**EXERCISE REQUIREMENTS**
Copy nothing but the text: repeat each entry exactly and drop the images.

(Data records)
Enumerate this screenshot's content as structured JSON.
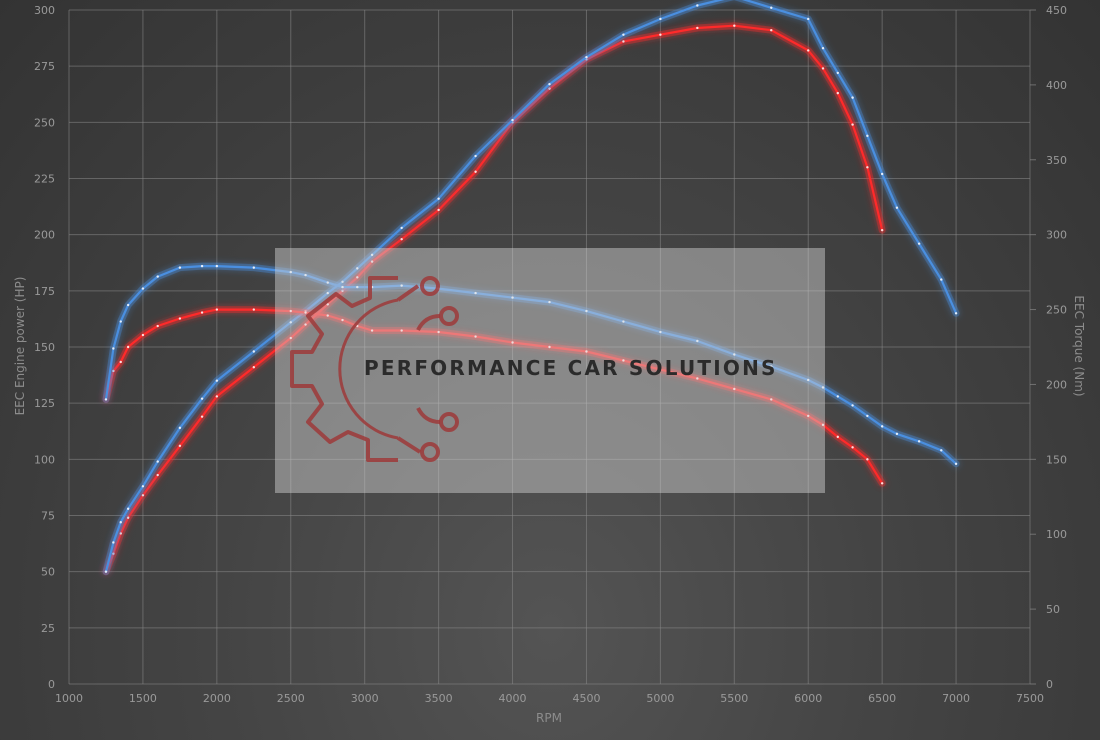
{
  "chart_data": {
    "type": "line",
    "xlabel": "RPM",
    "ylabel_left": "EEC Engine power (HP)",
    "ylabel_right": "EEC Torque (Nm)",
    "xlim": [
      1000,
      7500
    ],
    "ylim_left": [
      0,
      300
    ],
    "ylim_right": [
      0,
      450
    ],
    "x_ticks": [
      1000,
      1500,
      2000,
      2500,
      3000,
      3500,
      4000,
      4500,
      5000,
      5500,
      6000,
      6500,
      7000,
      7500
    ],
    "y_ticks_left": [
      0,
      25,
      50,
      75,
      100,
      125,
      150,
      175,
      200,
      225,
      250,
      275,
      300
    ],
    "y_ticks_right": [
      0,
      50,
      100,
      150,
      200,
      250,
      300,
      350,
      400,
      450
    ],
    "grid": true,
    "series": [
      {
        "color": "#ff2a2a",
        "axis": "left",
        "x": [
          1250,
          1300,
          1350,
          1400,
          1500,
          1600,
          1750,
          1900,
          2000,
          2250,
          2500,
          2600,
          2750,
          2850,
          2950,
          3050,
          3250,
          3500,
          3750,
          4000,
          4250,
          4500,
          4750,
          5000,
          5250,
          5500,
          5750,
          6000,
          6100,
          6200,
          6300,
          6400,
          6500
        ],
        "values": [
          50,
          58,
          67,
          74,
          84,
          93,
          106,
          119,
          128,
          141,
          154,
          160,
          169,
          175,
          181,
          188,
          198,
          211,
          228,
          250,
          265,
          278,
          286,
          289,
          292,
          293,
          291,
          282,
          274,
          263,
          249,
          230,
          202
        ]
      },
      {
        "color": "#4a8fe0",
        "axis": "left",
        "x": [
          1250,
          1300,
          1350,
          1400,
          1500,
          1600,
          1750,
          1900,
          2000,
          2250,
          2500,
          2600,
          2750,
          2850,
          2950,
          3050,
          3250,
          3500,
          3750,
          4000,
          4250,
          4500,
          4750,
          5000,
          5250,
          5500,
          5750,
          6000,
          6100,
          6200,
          6300,
          6400,
          6500,
          6600,
          6750,
          6900,
          7000
        ],
        "values": [
          50,
          63,
          72,
          78,
          88,
          99,
          114,
          127,
          135,
          148,
          161,
          166,
          174,
          179,
          185,
          191,
          203,
          216,
          235,
          251,
          267,
          279,
          289,
          296,
          302,
          306,
          301,
          296,
          283,
          272,
          261,
          244,
          227,
          212,
          196,
          180,
          165
        ]
      },
      {
        "color": "#ff2a2a",
        "axis": "right",
        "x": [
          1250,
          1300,
          1350,
          1400,
          1500,
          1600,
          1750,
          1900,
          2000,
          2250,
          2500,
          2600,
          2750,
          2850,
          2950,
          3050,
          3250,
          3500,
          3750,
          4000,
          4250,
          4500,
          4750,
          5000,
          5250,
          5500,
          5750,
          6000,
          6100,
          6200,
          6300,
          6400,
          6500
        ],
        "values": [
          190,
          209,
          215,
          225,
          233,
          239,
          244,
          248,
          250,
          250,
          249,
          248,
          246,
          243,
          239,
          236,
          236,
          235,
          232,
          228,
          225,
          222,
          216,
          210,
          204,
          197,
          190,
          179,
          173,
          165,
          158,
          150,
          134
        ]
      },
      {
        "color": "#4a8fe0",
        "axis": "right",
        "x": [
          1250,
          1300,
          1350,
          1400,
          1500,
          1600,
          1750,
          1900,
          2000,
          2250,
          2500,
          2600,
          2750,
          2850,
          2950,
          3050,
          3250,
          3500,
          3750,
          4000,
          4250,
          4500,
          4750,
          5000,
          5250,
          5500,
          5750,
          6000,
          6100,
          6200,
          6300,
          6400,
          6500,
          6600,
          6750,
          6900,
          7000
        ],
        "values": [
          190,
          224,
          242,
          253,
          264,
          272,
          278,
          279,
          279,
          278,
          275,
          273,
          268,
          265,
          265,
          265,
          266,
          264,
          261,
          258,
          255,
          249,
          242,
          235,
          229,
          220,
          212,
          203,
          198,
          192,
          186,
          179,
          172,
          167,
          162,
          156,
          147
        ]
      }
    ]
  },
  "watermark": {
    "text": "PERFORMANCE CAR SOLUTIONS",
    "icon": "gear-circuit-icon"
  }
}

**RESULT BELOW**
Enumerate this screenshot's content as structured JSON.
{
  "chart_data": {
    "type": "line",
    "xlabel": "RPM",
    "ylabel_left": "EEC Engine power (HP)",
    "ylabel_right": "EEC Torque (Nm)",
    "xlim": [
      1000,
      7500
    ],
    "ylim_left": [
      0,
      300
    ],
    "ylim_right": [
      0,
      450
    ],
    "x_ticks": [
      1000,
      1500,
      2000,
      2500,
      3000,
      3500,
      4000,
      4500,
      5000,
      5500,
      6000,
      6500,
      7000,
      7500
    ],
    "y_ticks_left": [
      0,
      25,
      50,
      75,
      100,
      125,
      150,
      175,
      200,
      225,
      250,
      275,
      300
    ],
    "y_ticks_right": [
      0,
      50,
      100,
      150,
      200,
      250,
      300,
      350,
      400,
      450
    ],
    "grid": true,
    "series": [
      {
        "color": "#ff2a2a",
        "axis": "left",
        "x": [
          1250,
          1300,
          1350,
          1400,
          1500,
          1600,
          1750,
          1900,
          2000,
          2250,
          2500,
          2600,
          2750,
          2850,
          2950,
          3050,
          3250,
          3500,
          3750,
          4000,
          4250,
          4500,
          4750,
          5000,
          5250,
          5500,
          5750,
          6000,
          6100,
          6200,
          6300,
          6400,
          6500
        ],
        "values": [
          50,
          58,
          67,
          74,
          84,
          93,
          106,
          119,
          128,
          141,
          154,
          160,
          169,
          175,
          181,
          188,
          198,
          211,
          228,
          250,
          265,
          278,
          286,
          289,
          292,
          293,
          291,
          282,
          274,
          263,
          249,
          230,
          202
        ]
      },
      {
        "color": "#4a8fe0",
        "axis": "left",
        "x": [
          1250,
          1300,
          1350,
          1400,
          1500,
          1600,
          1750,
          1900,
          2000,
          2250,
          2500,
          2600,
          2750,
          2850,
          2950,
          3050,
          3250,
          3500,
          3750,
          4000,
          4250,
          4500,
          4750,
          5000,
          5250,
          5500,
          5750,
          6000,
          6100,
          6200,
          6300,
          6400,
          6500,
          6600,
          6750,
          6900,
          7000
        ],
        "values": [
          50,
          63,
          72,
          78,
          88,
          99,
          114,
          127,
          135,
          148,
          161,
          166,
          174,
          179,
          185,
          191,
          203,
          216,
          235,
          251,
          267,
          279,
          289,
          296,
          302,
          306,
          301,
          296,
          283,
          272,
          261,
          244,
          227,
          212,
          196,
          180,
          165
        ]
      },
      {
        "color": "#ff2a2a",
        "axis": "right",
        "x": [
          1250,
          1300,
          1350,
          1400,
          1500,
          1600,
          1750,
          1900,
          2000,
          2250,
          2500,
          2600,
          2750,
          2850,
          2950,
          3050,
          3250,
          3500,
          3750,
          4000,
          4250,
          4500,
          4750,
          5000,
          5250,
          5500,
          5750,
          6000,
          6100,
          6200,
          6300,
          6400,
          6500
        ],
        "values": [
          190,
          209,
          215,
          225,
          233,
          239,
          244,
          248,
          250,
          250,
          249,
          248,
          246,
          243,
          239,
          236,
          236,
          235,
          232,
          228,
          225,
          222,
          216,
          210,
          204,
          197,
          190,
          179,
          173,
          165,
          158,
          150,
          134
        ]
      },
      {
        "color": "#4a8fe0",
        "axis": "right",
        "x": [
          1250,
          1300,
          1350,
          1400,
          1500,
          1600,
          1750,
          1900,
          2000,
          2250,
          2500,
          2600,
          2750,
          2850,
          2950,
          3050,
          3250,
          3500,
          3750,
          4000,
          4250,
          4500,
          4750,
          5000,
          5250,
          5500,
          5750,
          6000,
          6100,
          6200,
          6300,
          6400,
          6500,
          6600,
          6750,
          6900,
          7000
        ],
        "values": [
          190,
          224,
          242,
          253,
          264,
          272,
          278,
          279,
          279,
          278,
          275,
          273,
          268,
          265,
          265,
          265,
          266,
          264,
          261,
          258,
          255,
          249,
          242,
          235,
          229,
          220,
          212,
          203,
          198,
          192,
          186,
          179,
          172,
          167,
          162,
          156,
          147
        ]
      }
    ]
  },
  "watermark": {
    "text": "PERFORMANCE CAR SOLUTIONS",
    "icon": "gear-circuit-icon"
  }
}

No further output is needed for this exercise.